*Set task*:
Find every line in the records below that contains the word "年均用量", and copy each such line.

*Supplied data*:
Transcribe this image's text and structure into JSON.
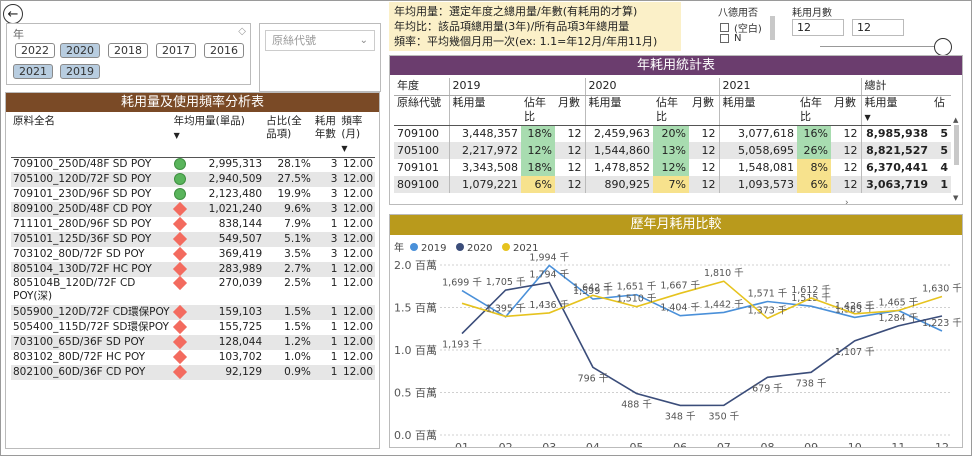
{
  "nav": {
    "back_icon": "←"
  },
  "year_slicer": {
    "label": "年",
    "years": [
      {
        "label": "2022",
        "selected": false
      },
      {
        "label": "2020",
        "selected": true
      },
      {
        "label": "2018",
        "selected": false
      },
      {
        "label": "2017",
        "selected": false
      },
      {
        "label": "2016",
        "selected": false
      },
      {
        "label": "2021",
        "selected": true
      },
      {
        "label": "2019",
        "selected": true
      }
    ]
  },
  "material_slicer": {
    "placeholder": "原絲代號"
  },
  "notes": {
    "line1": "年均用量：選定年度之總用量/年數(有耗用的才算)",
    "line2": "年均比：該品項總用量(3年)/所有品項3年總用量",
    "line3": "頻率：平均幾個月用一次(ex: 1.1=年12月/年用11月)"
  },
  "category_slicer": {
    "title": "八德用否",
    "options": [
      "(空白)",
      "N"
    ]
  },
  "months_slicer": {
    "title": "耗用月數",
    "min": "12",
    "max": "12"
  },
  "left_table": {
    "title": "耗用量及使用頻率分析表",
    "headers": {
      "name": "原料全名",
      "avg": "年均用量(單品)",
      "pct": "占比(全品項)",
      "years": "耗用年數",
      "freq": "頻率(月)"
    },
    "rows": [
      {
        "name": "709100_250D/48F SD POY",
        "status": "green",
        "avg": "2,995,313",
        "pct": "28.1%",
        "years": "3",
        "freq": "12.00"
      },
      {
        "name": "705100_120D/72F SD POY",
        "status": "green",
        "avg": "2,940,509",
        "pct": "27.5%",
        "years": "3",
        "freq": "12.00"
      },
      {
        "name": "709101_230D/96F SD POY",
        "status": "green",
        "avg": "2,123,480",
        "pct": "19.9%",
        "years": "3",
        "freq": "12.00"
      },
      {
        "name": "809100_250D/48F CD POY",
        "status": "red",
        "avg": "1,021,240",
        "pct": "9.6%",
        "years": "3",
        "freq": "12.00"
      },
      {
        "name": "711101_280D/96F SD POY",
        "status": "red",
        "avg": "838,144",
        "pct": "7.9%",
        "years": "1",
        "freq": "12.00"
      },
      {
        "name": "705101_125D/36F SD POY",
        "status": "red",
        "avg": "549,507",
        "pct": "5.1%",
        "years": "3",
        "freq": "12.00"
      },
      {
        "name": "703102_80D/72F SD POY",
        "status": "red",
        "avg": "369,419",
        "pct": "3.5%",
        "years": "3",
        "freq": "12.00"
      },
      {
        "name": "805104_130D/72F HC POY",
        "status": "red",
        "avg": "283,989",
        "pct": "2.7%",
        "years": "1",
        "freq": "12.00"
      },
      {
        "name": "805104B_120D/72F CD POY(深)",
        "status": "red",
        "avg": "270,039",
        "pct": "2.5%",
        "years": "1",
        "freq": "12.00"
      },
      {
        "name": "505900_120D/72F CD環保POY",
        "status": "red",
        "avg": "159,103",
        "pct": "1.5%",
        "years": "1",
        "freq": "12.00"
      },
      {
        "name": "505400_115D/72F SD環保POY",
        "status": "red",
        "avg": "155,725",
        "pct": "1.5%",
        "years": "1",
        "freq": "12.00"
      },
      {
        "name": "703100_65D/36F SD POY",
        "status": "red",
        "avg": "128,044",
        "pct": "1.2%",
        "years": "1",
        "freq": "12.00"
      },
      {
        "name": "803102_80D/72F HC POY",
        "status": "red",
        "avg": "103,702",
        "pct": "1.0%",
        "years": "1",
        "freq": "12.00"
      },
      {
        "name": "802100_60D/36F CD POY",
        "status": "red",
        "avg": "92,129",
        "pct": "0.9%",
        "years": "1",
        "freq": "12.00"
      }
    ]
  },
  "matrix": {
    "title": "年耗用統計表",
    "col_year": "年度",
    "col_code": "原絲代號",
    "years": [
      "2019",
      "2020",
      "2021"
    ],
    "sub_headers": {
      "usage": "耗用量",
      "share": "佔年比",
      "months": "月數"
    },
    "total_label": "總計",
    "total_usage": "耗用量",
    "total_share": "佔",
    "rows": [
      {
        "code": "709100",
        "cells": [
          {
            "usage": "3,448,357",
            "share": "18%",
            "c": "g",
            "months": "12"
          },
          {
            "usage": "2,459,963",
            "share": "20%",
            "c": "g",
            "months": "12"
          },
          {
            "usage": "3,077,618",
            "share": "16%",
            "c": "g",
            "months": "12"
          }
        ],
        "total": "8,985,938",
        "tshare": "5"
      },
      {
        "code": "705100",
        "cells": [
          {
            "usage": "2,217,972",
            "share": "12%",
            "c": "g",
            "months": "12"
          },
          {
            "usage": "1,544,860",
            "share": "13%",
            "c": "g",
            "months": "12"
          },
          {
            "usage": "5,058,695",
            "share": "26%",
            "c": "g",
            "months": "12"
          }
        ],
        "total": "8,821,527",
        "tshare": "5"
      },
      {
        "code": "709101",
        "cells": [
          {
            "usage": "3,343,508",
            "share": "18%",
            "c": "g",
            "months": "12"
          },
          {
            "usage": "1,478,852",
            "share": "12%",
            "c": "g",
            "months": "12"
          },
          {
            "usage": "1,548,081",
            "share": "8%",
            "c": "y",
            "months": "12"
          }
        ],
        "total": "6,370,441",
        "tshare": "4"
      },
      {
        "code": "809100",
        "cells": [
          {
            "usage": "1,079,221",
            "share": "6%",
            "c": "y",
            "months": "12"
          },
          {
            "usage": "890,925",
            "share": "7%",
            "c": "y",
            "months": "12"
          },
          {
            "usage": "1,093,573",
            "share": "6%",
            "c": "y",
            "months": "12"
          }
        ],
        "total": "3,063,719",
        "tshare": "1"
      }
    ]
  },
  "chart": {
    "title": "歷年月耗用比較",
    "legend_title": "年",
    "chart_data": {
      "type": "line",
      "title": "歷年月耗用比較",
      "x": [
        "01",
        "02",
        "03",
        "04",
        "05",
        "06",
        "07",
        "08",
        "09",
        "10",
        "11",
        "12"
      ],
      "y_ticks": [
        "0.0 百萬",
        "0.5 百萬",
        "1.0 百萬",
        "1.5 百萬",
        "2.0 百萬"
      ],
      "ylim": [
        0,
        2.0
      ],
      "y_unit": "百萬",
      "legend_placement": "top-left",
      "series": [
        {
          "name": "2019",
          "color": "#4a90d9",
          "values": [
            1.699,
            1.389,
            1.994,
            1.599,
            1.651,
            1.404,
            1.442,
            1.571,
            1.515,
            1.383,
            1.465,
            1.223
          ],
          "labels": [
            "1,699 千",
            "",
            "1,994 千",
            "1,599 千",
            "1,651 千",
            "1,404 千",
            "1,442 千",
            "1,571 千",
            "1,515 千",
            "1,383 千",
            "",
            "1,223 千"
          ]
        },
        {
          "name": "2020",
          "color": "#3b4d7a",
          "values": [
            1.193,
            1.705,
            1.794,
            0.796,
            0.488,
            0.348,
            0.35,
            0.679,
            0.738,
            1.107,
            1.284,
            1.4
          ],
          "labels": [
            "1,193 千",
            "1,705 千",
            "1,794 千",
            "796 千",
            "488 千",
            "348 千",
            "350 千",
            "679 千",
            "738 千",
            "1,107 千",
            "1,284 千",
            ""
          ]
        },
        {
          "name": "2021",
          "color": "#e6c31e",
          "values": [
            1.55,
            1.395,
            1.436,
            1.642,
            1.51,
            1.667,
            1.81,
            1.373,
            1.612,
            1.426,
            1.465,
            1.63
          ],
          "labels": [
            "",
            "1,395 千",
            "1,436 千",
            "1,642 千",
            "1,510 千",
            "1,667 千",
            "1,810 千",
            "1,373 千",
            "1,612 千",
            "1,426 千",
            "1,465 千",
            "1,630 千"
          ]
        }
      ]
    }
  }
}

*Completed exercise*:
    "line1": "年均用量：選定年度之總用量/年數(有耗用的才算)",
      "avg": "年均用量(單品)",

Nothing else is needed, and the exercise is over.